Task statement. In the material below, the lines containing the word "title" are required; copy each of them.

--- BEGIN ---

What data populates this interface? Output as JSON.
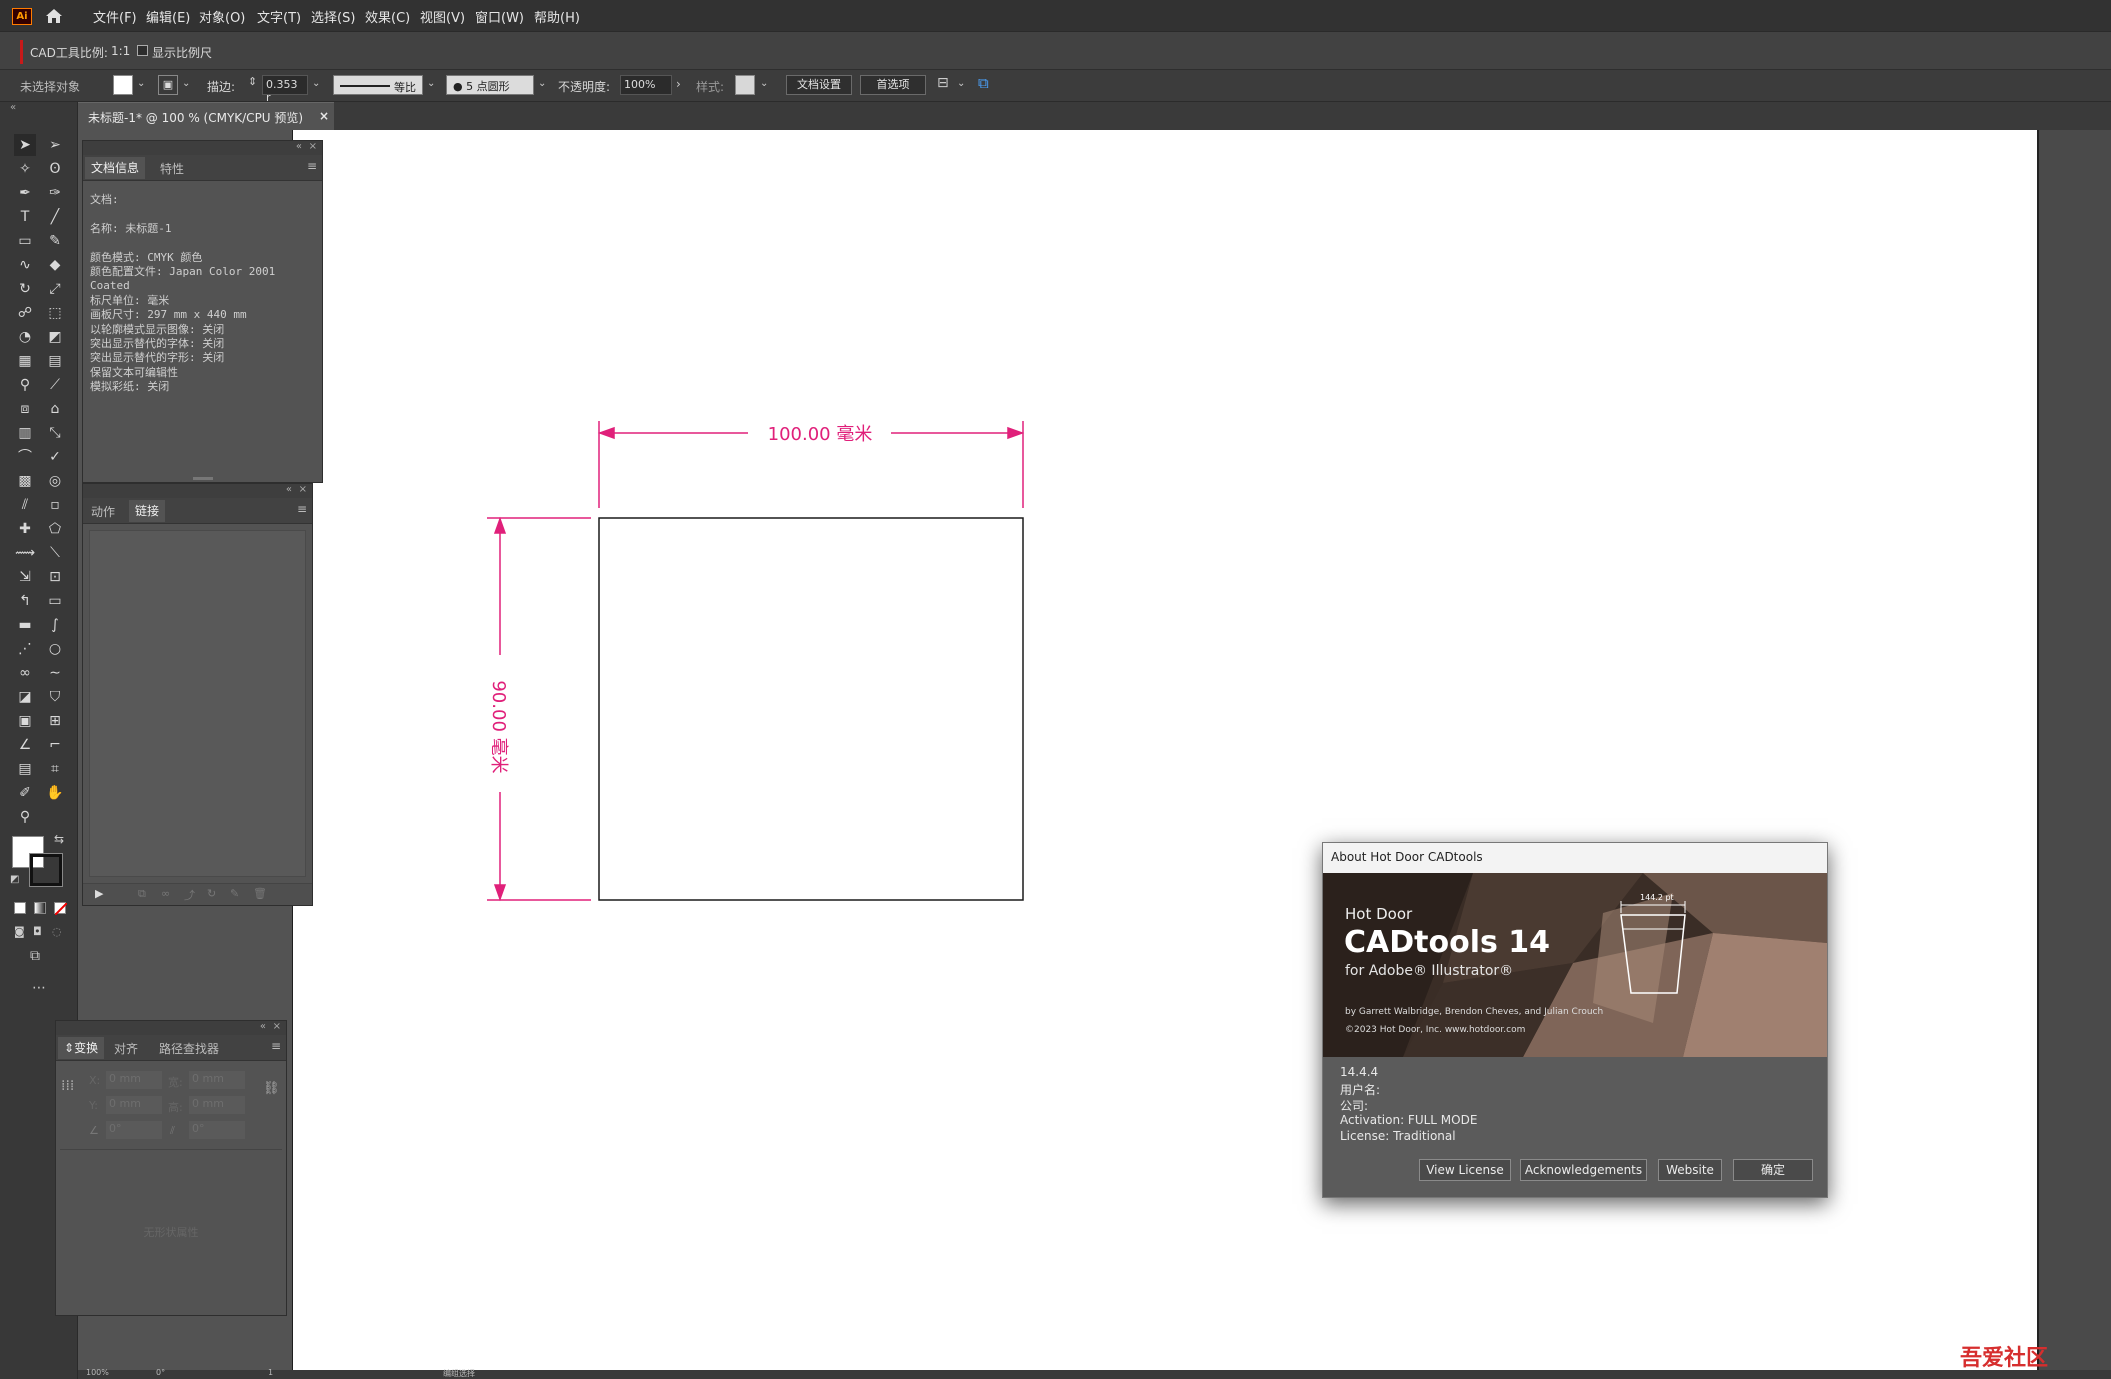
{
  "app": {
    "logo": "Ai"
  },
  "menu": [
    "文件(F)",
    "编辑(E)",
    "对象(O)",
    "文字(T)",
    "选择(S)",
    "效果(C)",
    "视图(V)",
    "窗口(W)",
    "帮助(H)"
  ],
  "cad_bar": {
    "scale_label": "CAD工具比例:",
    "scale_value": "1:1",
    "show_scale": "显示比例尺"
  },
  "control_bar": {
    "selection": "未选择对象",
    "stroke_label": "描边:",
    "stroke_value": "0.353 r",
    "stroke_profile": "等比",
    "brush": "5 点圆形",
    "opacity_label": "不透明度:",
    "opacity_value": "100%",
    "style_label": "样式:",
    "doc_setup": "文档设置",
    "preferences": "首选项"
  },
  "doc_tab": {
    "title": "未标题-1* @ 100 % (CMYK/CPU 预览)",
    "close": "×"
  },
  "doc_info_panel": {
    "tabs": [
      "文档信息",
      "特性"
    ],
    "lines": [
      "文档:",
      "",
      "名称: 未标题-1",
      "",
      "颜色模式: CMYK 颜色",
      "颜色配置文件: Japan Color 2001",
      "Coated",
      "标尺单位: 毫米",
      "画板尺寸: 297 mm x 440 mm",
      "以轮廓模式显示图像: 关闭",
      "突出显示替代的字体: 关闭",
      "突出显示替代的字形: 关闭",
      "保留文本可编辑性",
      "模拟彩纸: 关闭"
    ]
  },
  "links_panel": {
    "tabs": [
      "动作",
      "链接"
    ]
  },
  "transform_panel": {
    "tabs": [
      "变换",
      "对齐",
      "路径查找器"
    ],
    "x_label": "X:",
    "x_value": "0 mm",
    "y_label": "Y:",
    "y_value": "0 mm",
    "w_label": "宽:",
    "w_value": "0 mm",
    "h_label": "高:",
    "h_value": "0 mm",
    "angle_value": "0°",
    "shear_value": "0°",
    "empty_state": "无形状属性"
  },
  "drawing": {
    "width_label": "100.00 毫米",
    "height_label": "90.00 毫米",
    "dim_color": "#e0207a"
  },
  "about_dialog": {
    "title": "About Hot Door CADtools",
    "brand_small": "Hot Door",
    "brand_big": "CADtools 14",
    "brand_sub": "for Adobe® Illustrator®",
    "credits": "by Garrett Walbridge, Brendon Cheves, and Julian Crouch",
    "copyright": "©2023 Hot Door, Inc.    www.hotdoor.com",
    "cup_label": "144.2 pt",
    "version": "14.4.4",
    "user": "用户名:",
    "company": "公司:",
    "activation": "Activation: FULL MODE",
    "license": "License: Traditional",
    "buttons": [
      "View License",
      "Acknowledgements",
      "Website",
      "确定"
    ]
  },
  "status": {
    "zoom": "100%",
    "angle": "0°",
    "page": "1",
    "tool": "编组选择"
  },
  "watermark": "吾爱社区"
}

--- END ---

Expected answer.
    "title": "未标题-1* @ 100 % (CMYK/CPU 预览)",
    "title": "About Hot Door CADtools",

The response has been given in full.